-- start --

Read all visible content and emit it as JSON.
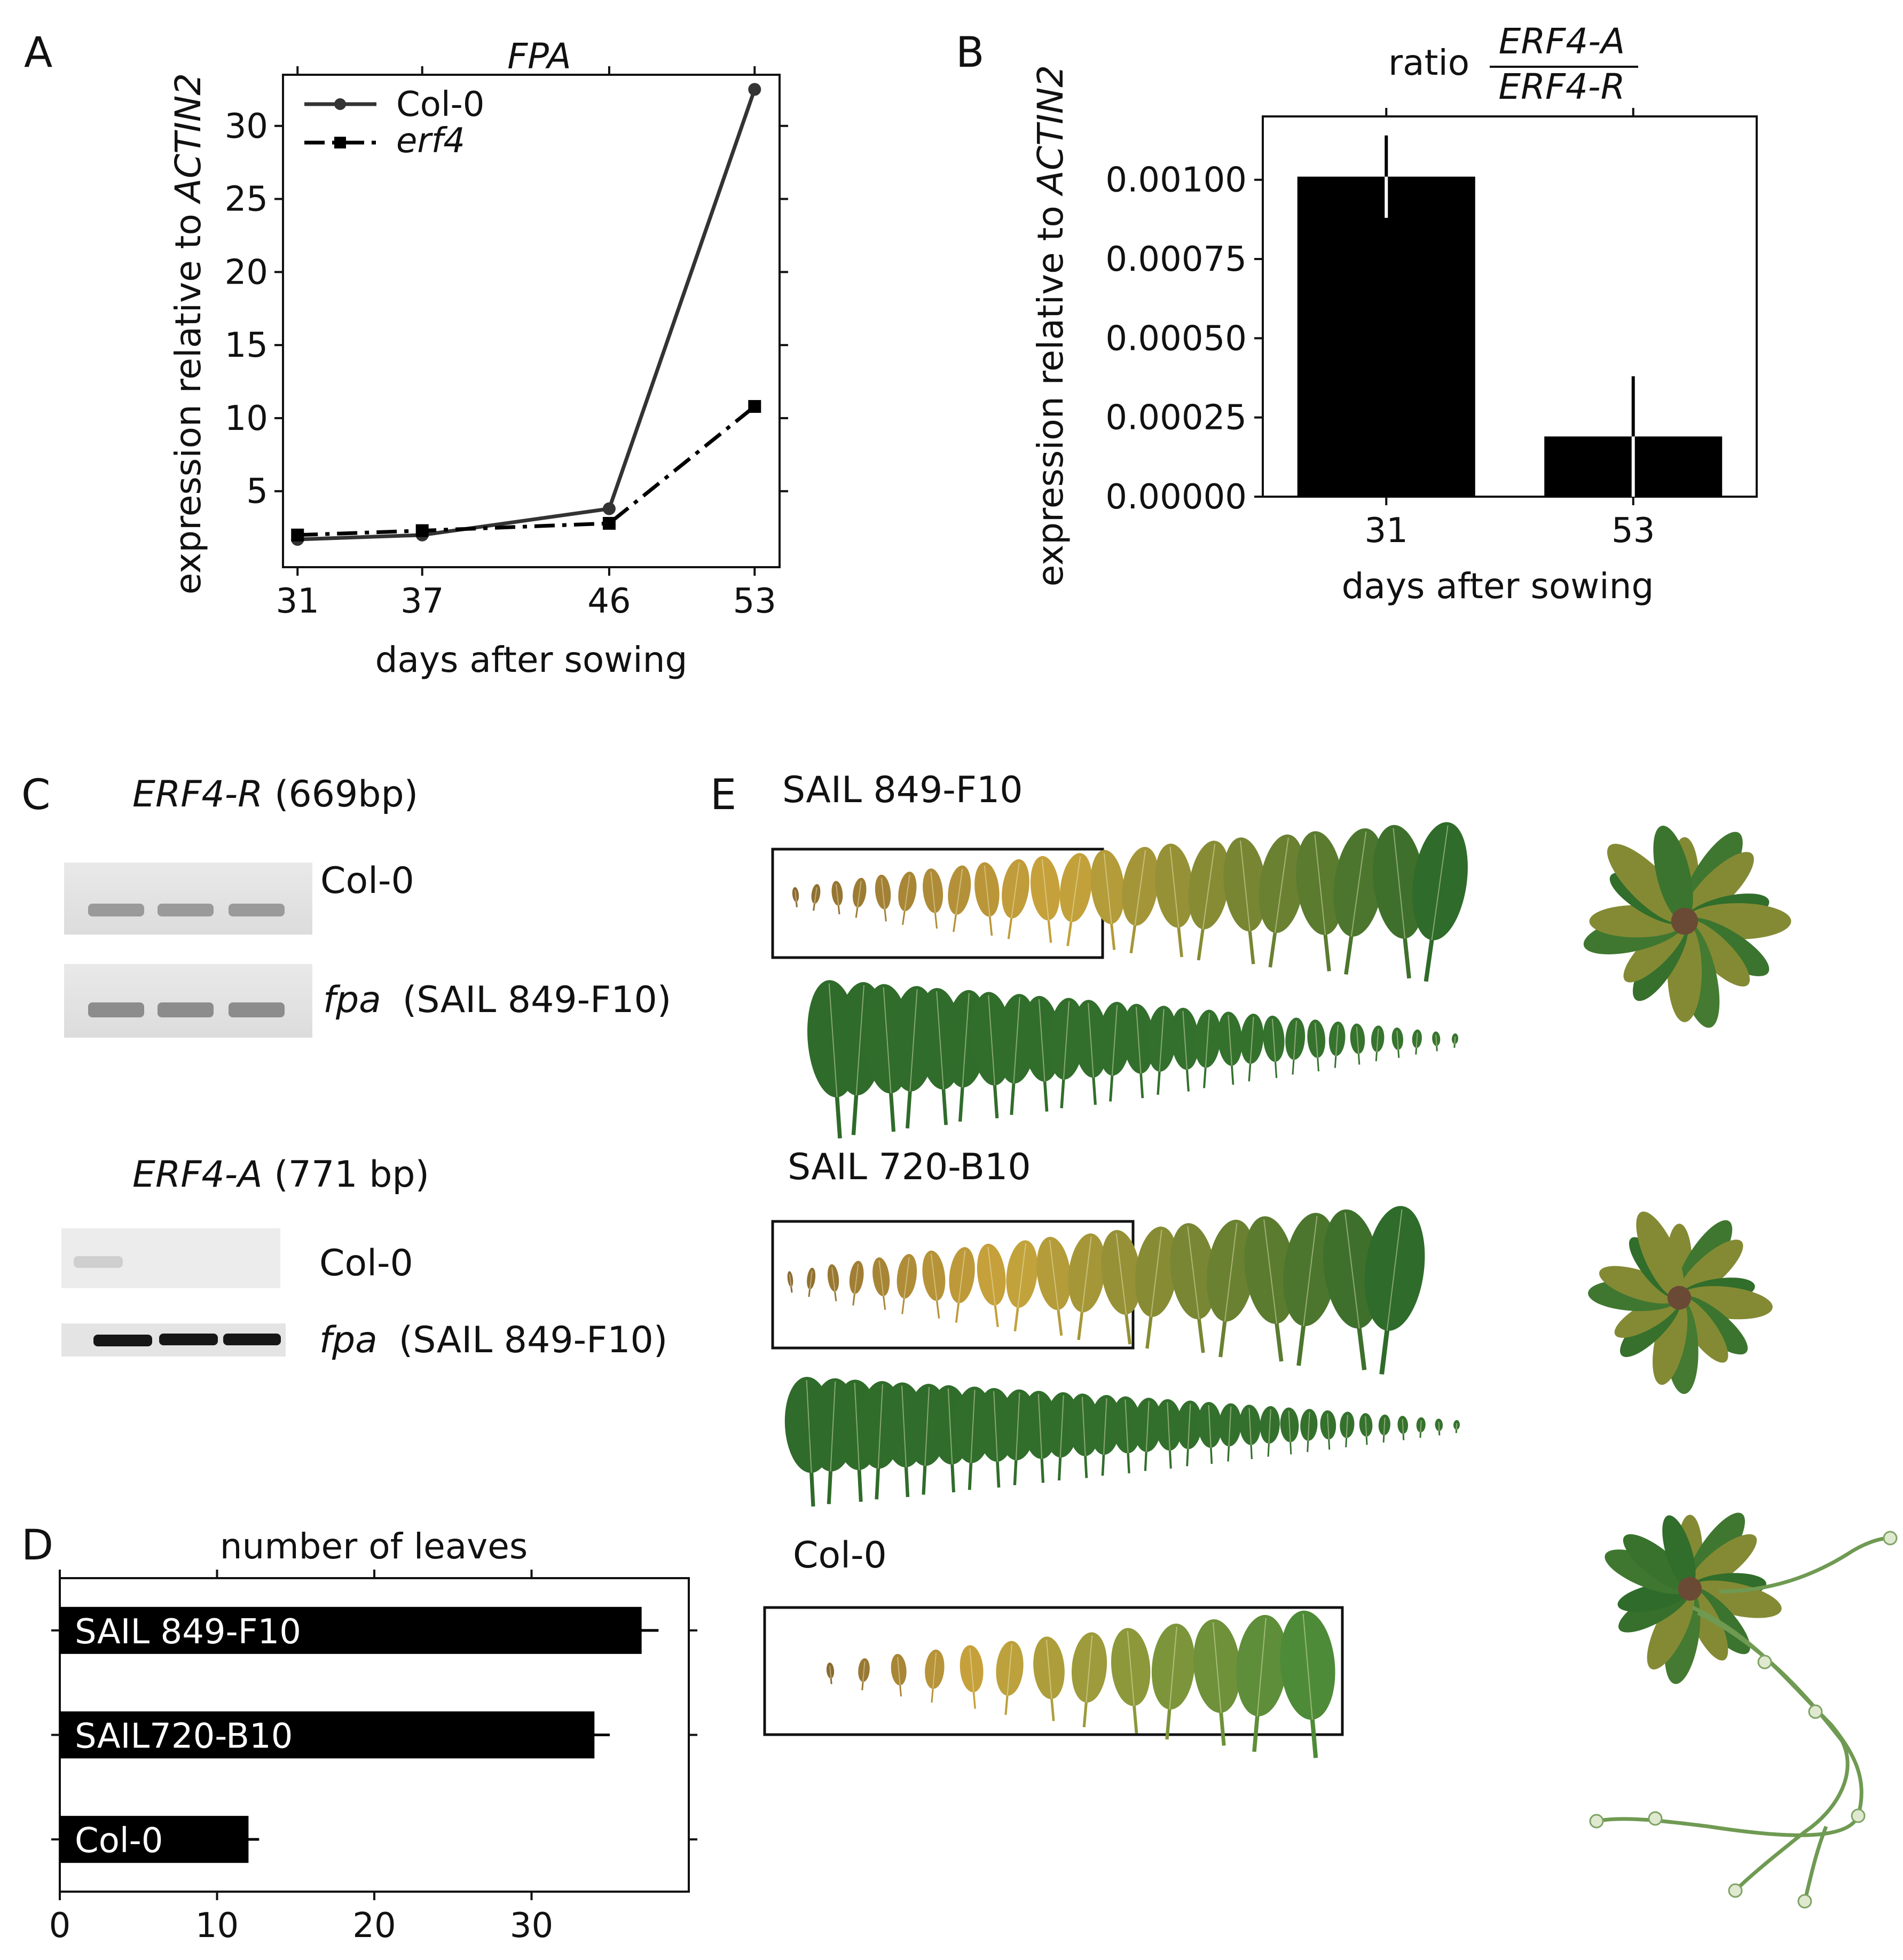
{
  "panel_letters": [
    "A",
    "B",
    "C",
    "D",
    "E"
  ],
  "chart_data": [
    {
      "panel": "A",
      "type": "line",
      "title": "FPA",
      "xlabel": "days after sowing",
      "ylabel_prefix": "expression relative to ",
      "ylabel_gene": "ACTIN2",
      "x": [
        31,
        37,
        46,
        53
      ],
      "xticks": [
        31,
        37,
        46,
        53
      ],
      "yticks": [
        5,
        10,
        15,
        20,
        25,
        30
      ],
      "xlim": [
        30.3,
        54.2
      ],
      "ylim": [
        -0.2,
        33.5
      ],
      "legend_position": "upper-left",
      "series": [
        {
          "name": "Col-0",
          "style": "solid",
          "marker": "circle",
          "values": [
            1.7,
            2.0,
            3.8,
            32.5
          ]
        },
        {
          "name": "erf4",
          "style": "dash-dot",
          "marker": "square",
          "values": [
            2.0,
            2.3,
            2.8,
            10.8
          ]
        }
      ]
    },
    {
      "panel": "B",
      "type": "bar",
      "title_prefix": "ratio",
      "title_numerator": "ERF4-A",
      "title_denominator": "ERF4-R",
      "xlabel": "days after sowing",
      "ylabel_prefix": "expression relative to ",
      "ylabel_gene": "ACTIN2",
      "categories": [
        "31",
        "53"
      ],
      "values": [
        0.00101,
        0.00019
      ],
      "errors": [
        0.00013,
        0.00019
      ],
      "yticks": [
        "0.00000",
        "0.00025",
        "0.00050",
        "0.00075",
        "0.00100"
      ],
      "ylim": [
        0,
        0.0012
      ]
    },
    {
      "panel": "D",
      "type": "bar",
      "orientation": "horizontal",
      "xlabel": "number of leaves",
      "categories": [
        "SAIL 849-F10",
        "SAIL720-B10",
        "Col-0"
      ],
      "values": [
        37,
        34,
        12
      ],
      "errors": [
        0.6,
        0.5,
        0.2
      ],
      "xticks": [
        0,
        10,
        20,
        30
      ],
      "xlim": [
        0,
        40
      ]
    }
  ],
  "panel_c": {
    "erf4r_gene": "ERF4-R",
    "erf4r_size": " (669bp)",
    "erf4a_gene": "ERF4-A",
    "erf4a_size": " (771 bp)",
    "col0_label": "Col-0",
    "fpa_label": "fpa",
    "fpa_allele": "(SAIL 849-F10)"
  },
  "panel_e": {
    "sail849_label": "SAIL 849-F10",
    "sail720_label": "SAIL 720-B10",
    "col0_label": "Col-0"
  },
  "colors": {
    "ink": "#111111",
    "gel_bg": "#e6e6e6",
    "leaf_green": "#2f6b2a",
    "leaf_yellow": "#c9a43c",
    "leaf_brown": "#8a6a30"
  }
}
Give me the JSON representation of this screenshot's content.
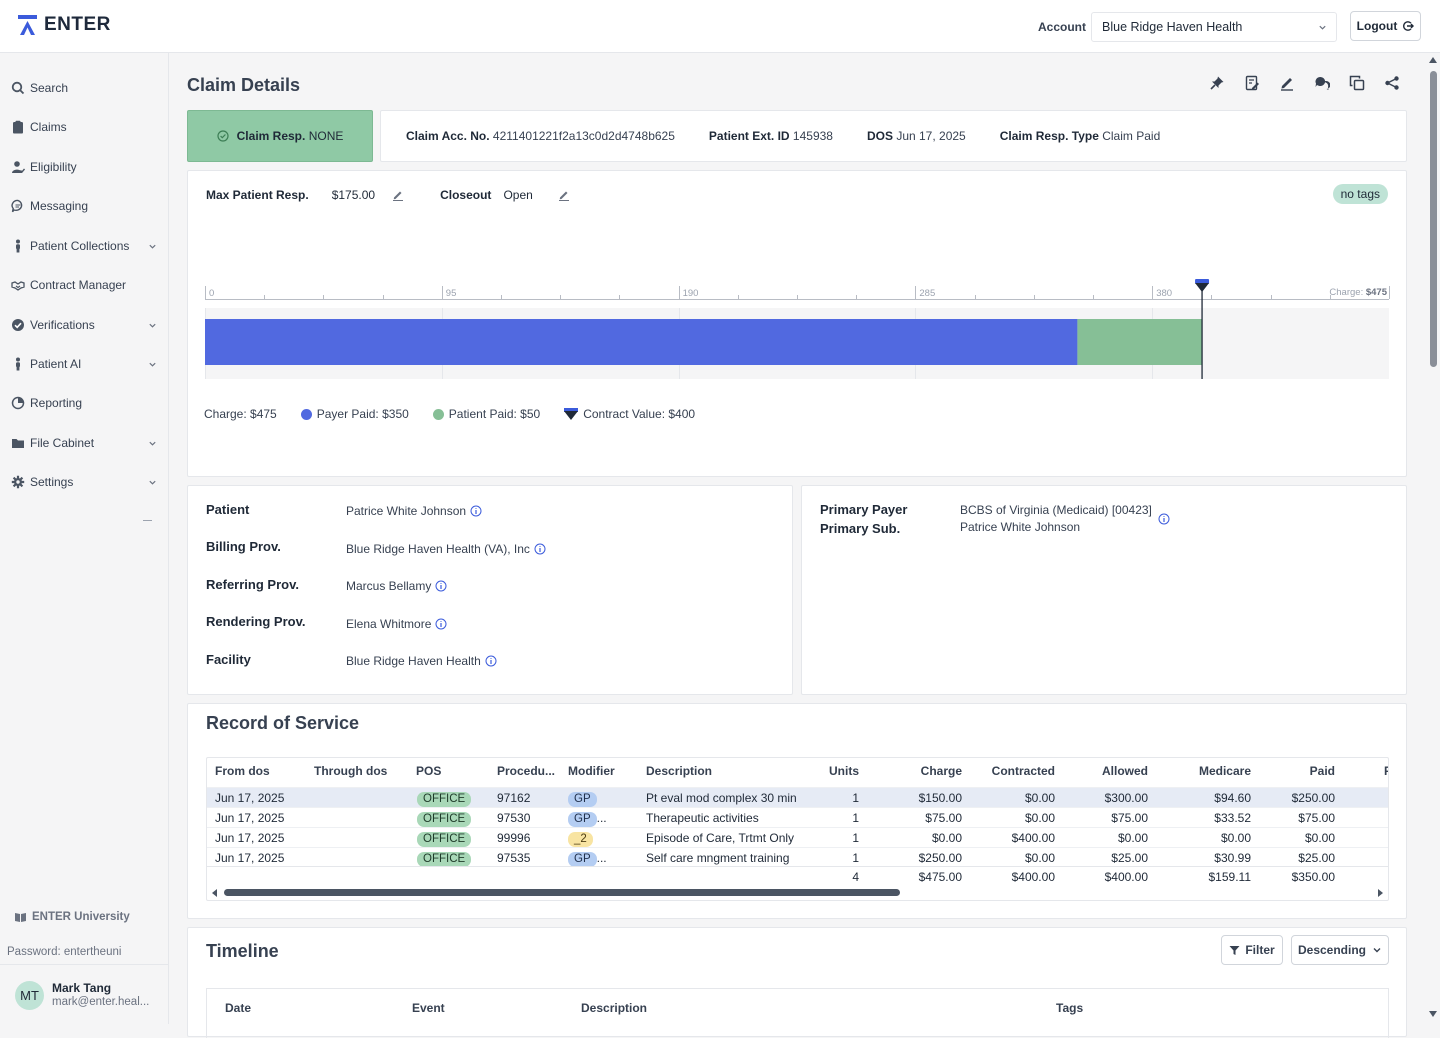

-- end --

* [REQUIRED TASK] Without including any pictures, please restate all the records exactly.

* [SOLVED EXERCISE]
Read all visible content and emit it as JSON.
{
  "panel_letters": [
    "A",
    "B",
    "C",
    "D",
    "E"
  ],
  "chart_data": [
    {
      "panel": "A",
      "type": "line",
      "title": "FPA",
      "xlabel": "days after sowing",
      "ylabel_prefix": "expression relative to ",
      "ylabel_gene": "ACTIN2",
      "x": [
        31,
        37,
        46,
        53
      ],
      "xticks": [
        31,
        37,
        46,
        53
      ],
      "yticks": [
        5,
        10,
        15,
        20,
        25,
        30
      ],
      "xlim": [
        30.3,
        54.2
      ],
      "ylim": [
        -0.2,
        33.5
      ],
      "legend_position": "upper-left",
      "series": [
        {
          "name": "Col-0",
          "style": "solid",
          "marker": "circle",
          "values": [
            1.7,
            2.0,
            3.8,
            32.5
          ]
        },
        {
          "name": "erf4",
          "style": "dash-dot",
          "marker": "square",
          "values": [
            2.0,
            2.3,
            2.8,
            10.8
          ]
        }
      ]
    },
    {
      "panel": "B",
      "type": "bar",
      "title_prefix": "ratio",
      "title_numerator": "ERF4-A",
      "title_denominator": "ERF4-R",
      "xlabel": "days after sowing",
      "ylabel_prefix": "expression relative to ",
      "ylabel_gene": "ACTIN2",
      "categories": [
        "31",
        "53"
      ],
      "values": [
        0.00101,
        0.00019
      ],
      "errors": [
        0.00013,
        0.00019
      ],
      "yticks": [
        "0.00000",
        "0.00025",
        "0.00050",
        "0.00075",
        "0.00100"
      ],
      "ylim": [
        0,
        0.0012
      ]
    },
    {
      "panel": "D",
      "type": "bar",
      "orientation": "horizontal",
      "xlabel": "number of leaves",
      "categories": [
        "SAIL 849-F10",
        "SAIL720-B10",
        "Col-0"
      ],
      "values": [
        37,
        34,
        12
      ],
      "errors": [
        0.6,
        0.5,
        0.2
      ],
      "xticks": [
        0,
        10,
        20,
        30
      ],
      "xlim": [
        0,
        40
      ]
    }
  ],
  "panel_c": {
    "erf4r_gene": "ERF4-R",
    "erf4r_size": " (669bp)",
    "erf4a_gene": "ERF4-A",
    "erf4a_size": " (771 bp)",
    "col0_label": "Col-0",
    "fpa_label": "fpa",
    "fpa_allele": "(SAIL 849-F10)"
  },
  "panel_e": {
    "sail849_label": "SAIL 849-F10",
    "sail720_label": "SAIL 720-B10",
    "col0_label": "Col-0"
  },
  "colors": {
    "ink": "#111111",
    "gel_bg": "#e6e6e6",
    "leaf_green": "#2f6b2a",
    "leaf_yellow": "#c9a43c",
    "leaf_brown": "#8a6a30"
  }
}
Give me the JSON representation of this screenshot's content.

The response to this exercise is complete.